START

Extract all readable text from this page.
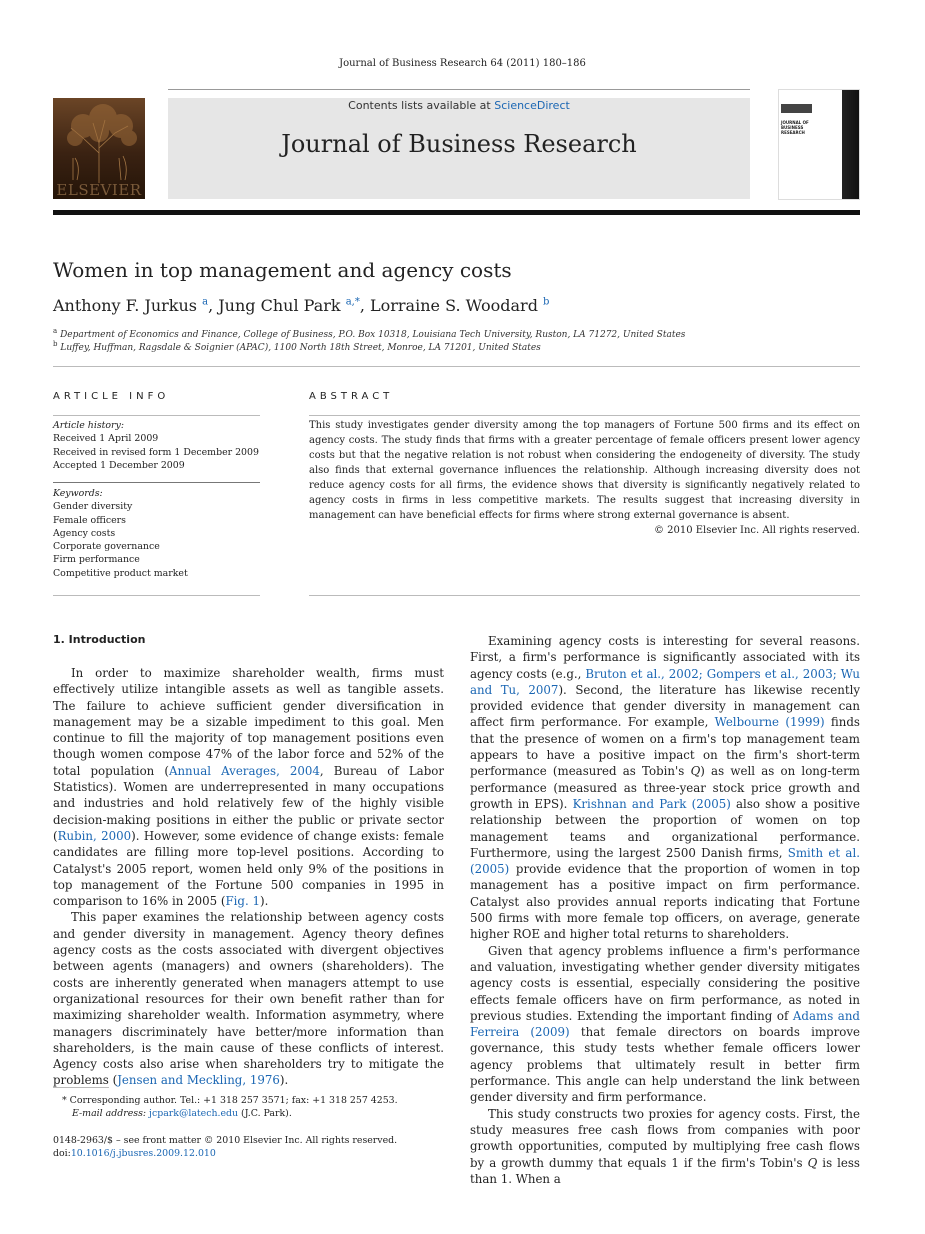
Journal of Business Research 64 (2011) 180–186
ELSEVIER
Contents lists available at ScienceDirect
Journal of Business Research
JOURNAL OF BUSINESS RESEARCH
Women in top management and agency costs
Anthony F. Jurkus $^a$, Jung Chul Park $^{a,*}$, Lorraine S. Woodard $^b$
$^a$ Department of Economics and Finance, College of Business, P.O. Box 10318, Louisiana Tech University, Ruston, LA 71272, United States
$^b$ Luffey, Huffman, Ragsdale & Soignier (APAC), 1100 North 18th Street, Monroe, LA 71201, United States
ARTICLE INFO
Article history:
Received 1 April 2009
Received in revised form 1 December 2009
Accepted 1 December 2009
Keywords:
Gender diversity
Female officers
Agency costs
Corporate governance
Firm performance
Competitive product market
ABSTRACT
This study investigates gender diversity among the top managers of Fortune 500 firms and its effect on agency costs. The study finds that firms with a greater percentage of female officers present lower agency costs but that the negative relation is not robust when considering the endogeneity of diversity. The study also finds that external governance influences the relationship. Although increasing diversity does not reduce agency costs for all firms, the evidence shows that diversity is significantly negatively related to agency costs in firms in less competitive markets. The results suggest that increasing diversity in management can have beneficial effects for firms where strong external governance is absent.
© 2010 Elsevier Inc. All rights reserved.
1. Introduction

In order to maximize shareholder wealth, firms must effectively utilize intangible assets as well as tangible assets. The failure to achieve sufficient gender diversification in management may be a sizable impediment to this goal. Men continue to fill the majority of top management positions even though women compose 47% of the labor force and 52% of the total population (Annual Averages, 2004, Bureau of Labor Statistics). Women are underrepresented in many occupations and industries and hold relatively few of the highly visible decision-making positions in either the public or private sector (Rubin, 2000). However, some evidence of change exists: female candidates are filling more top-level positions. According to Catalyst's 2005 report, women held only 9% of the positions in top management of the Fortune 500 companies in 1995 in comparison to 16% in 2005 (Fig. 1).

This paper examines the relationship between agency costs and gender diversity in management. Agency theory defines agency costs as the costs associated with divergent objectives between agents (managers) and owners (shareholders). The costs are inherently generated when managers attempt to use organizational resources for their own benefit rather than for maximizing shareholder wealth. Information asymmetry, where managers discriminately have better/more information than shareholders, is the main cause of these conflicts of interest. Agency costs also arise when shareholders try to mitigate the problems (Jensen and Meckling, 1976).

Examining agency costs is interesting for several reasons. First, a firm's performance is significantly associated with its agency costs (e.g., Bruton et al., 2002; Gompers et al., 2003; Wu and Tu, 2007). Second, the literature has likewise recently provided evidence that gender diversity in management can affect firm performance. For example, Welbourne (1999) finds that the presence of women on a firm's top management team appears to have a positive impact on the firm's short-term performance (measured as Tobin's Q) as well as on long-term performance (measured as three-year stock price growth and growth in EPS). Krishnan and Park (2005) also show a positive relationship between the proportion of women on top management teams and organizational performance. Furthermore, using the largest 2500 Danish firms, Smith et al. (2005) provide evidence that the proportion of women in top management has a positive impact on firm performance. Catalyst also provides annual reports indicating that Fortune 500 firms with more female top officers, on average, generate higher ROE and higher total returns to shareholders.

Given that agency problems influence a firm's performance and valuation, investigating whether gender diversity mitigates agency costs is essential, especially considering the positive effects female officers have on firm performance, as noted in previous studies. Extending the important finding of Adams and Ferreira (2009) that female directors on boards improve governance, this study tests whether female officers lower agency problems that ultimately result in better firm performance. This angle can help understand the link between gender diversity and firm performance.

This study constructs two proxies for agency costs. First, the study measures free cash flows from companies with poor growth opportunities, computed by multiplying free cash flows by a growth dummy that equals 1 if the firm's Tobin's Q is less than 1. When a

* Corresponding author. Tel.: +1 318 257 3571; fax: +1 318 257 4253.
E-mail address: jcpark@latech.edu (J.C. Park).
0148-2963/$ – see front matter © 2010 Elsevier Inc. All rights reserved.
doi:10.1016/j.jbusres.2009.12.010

END
START

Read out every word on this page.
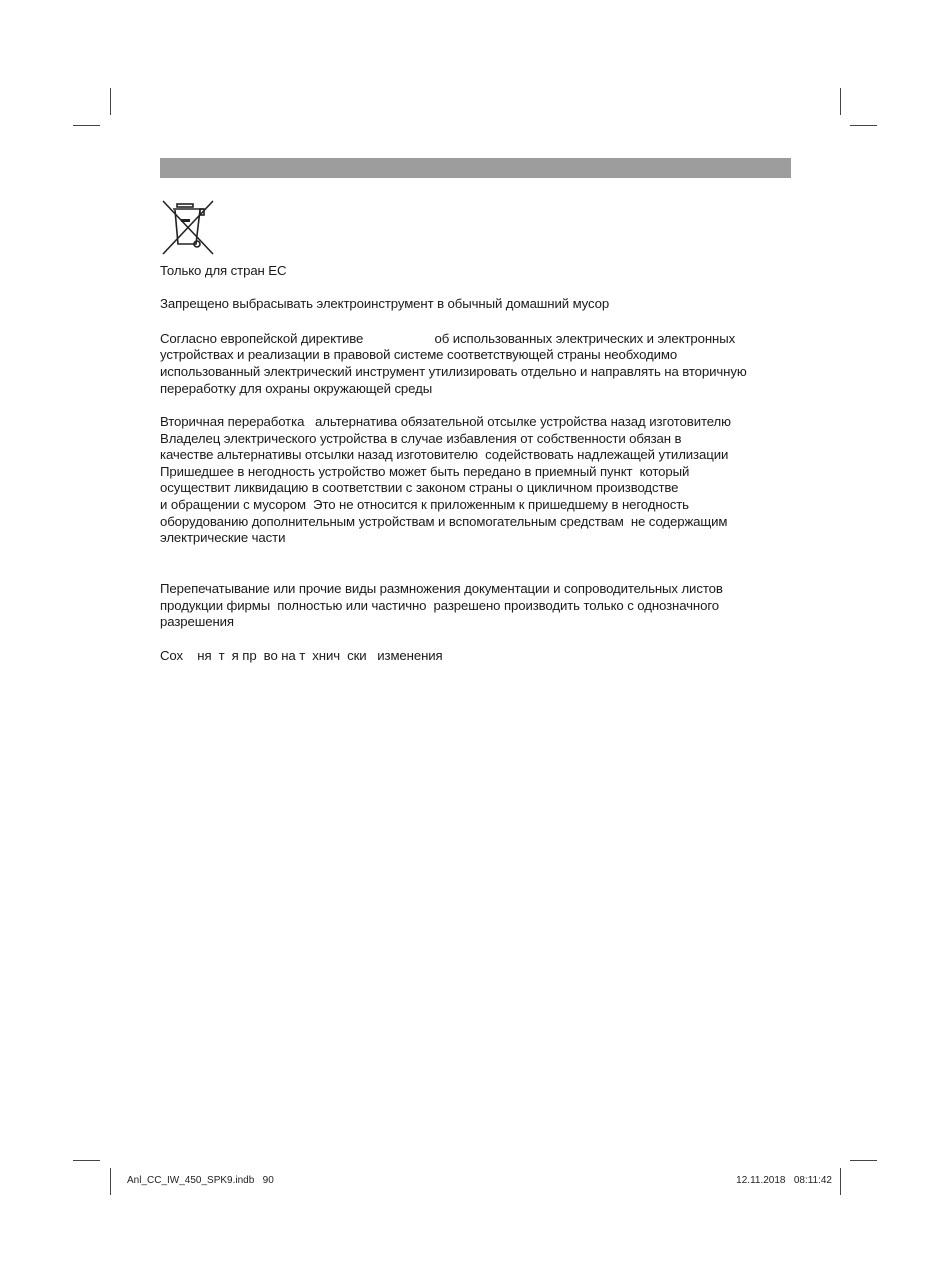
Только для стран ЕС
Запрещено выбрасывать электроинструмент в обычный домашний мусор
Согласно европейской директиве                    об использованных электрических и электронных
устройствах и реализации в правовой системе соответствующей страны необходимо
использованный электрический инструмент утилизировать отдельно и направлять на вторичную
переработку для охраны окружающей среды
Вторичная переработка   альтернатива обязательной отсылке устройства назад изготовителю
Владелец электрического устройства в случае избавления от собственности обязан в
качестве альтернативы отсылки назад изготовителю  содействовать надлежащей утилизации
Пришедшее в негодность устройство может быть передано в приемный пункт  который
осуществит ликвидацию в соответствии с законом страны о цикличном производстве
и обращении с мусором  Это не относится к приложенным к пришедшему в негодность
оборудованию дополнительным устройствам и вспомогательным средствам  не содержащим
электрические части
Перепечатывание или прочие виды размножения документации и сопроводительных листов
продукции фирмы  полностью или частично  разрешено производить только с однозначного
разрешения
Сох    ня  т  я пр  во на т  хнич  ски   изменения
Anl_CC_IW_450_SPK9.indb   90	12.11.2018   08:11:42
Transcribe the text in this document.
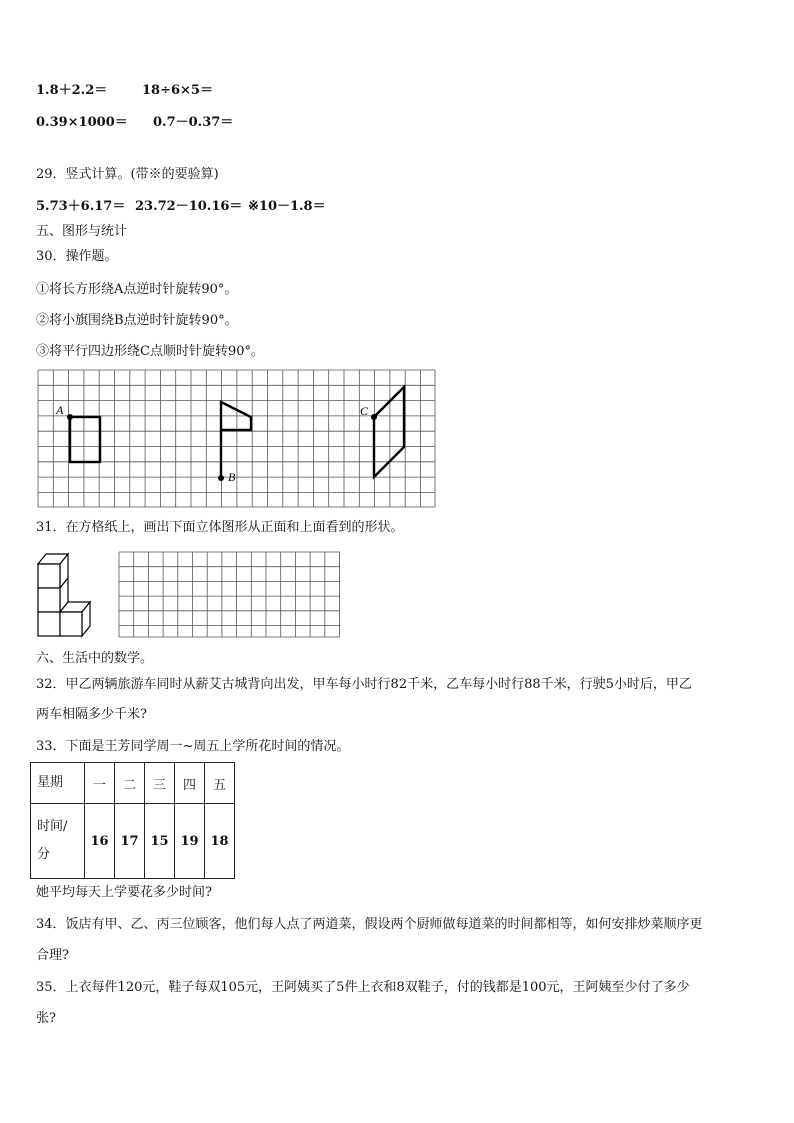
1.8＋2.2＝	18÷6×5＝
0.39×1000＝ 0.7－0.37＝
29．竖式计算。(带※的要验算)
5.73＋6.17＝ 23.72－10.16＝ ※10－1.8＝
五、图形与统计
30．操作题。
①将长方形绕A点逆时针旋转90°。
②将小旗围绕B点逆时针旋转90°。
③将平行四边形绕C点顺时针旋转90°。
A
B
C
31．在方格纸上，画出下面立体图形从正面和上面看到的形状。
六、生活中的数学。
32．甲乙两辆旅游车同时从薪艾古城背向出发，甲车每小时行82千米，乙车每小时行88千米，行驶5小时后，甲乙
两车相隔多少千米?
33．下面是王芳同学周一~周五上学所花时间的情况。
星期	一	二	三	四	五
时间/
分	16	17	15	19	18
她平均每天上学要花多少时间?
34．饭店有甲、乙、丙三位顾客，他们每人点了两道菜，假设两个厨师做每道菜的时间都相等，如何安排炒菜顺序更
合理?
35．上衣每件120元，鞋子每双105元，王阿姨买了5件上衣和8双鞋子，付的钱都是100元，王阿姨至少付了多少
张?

END

State the count of lines with the word "reserved" in them, and write nothing else.

2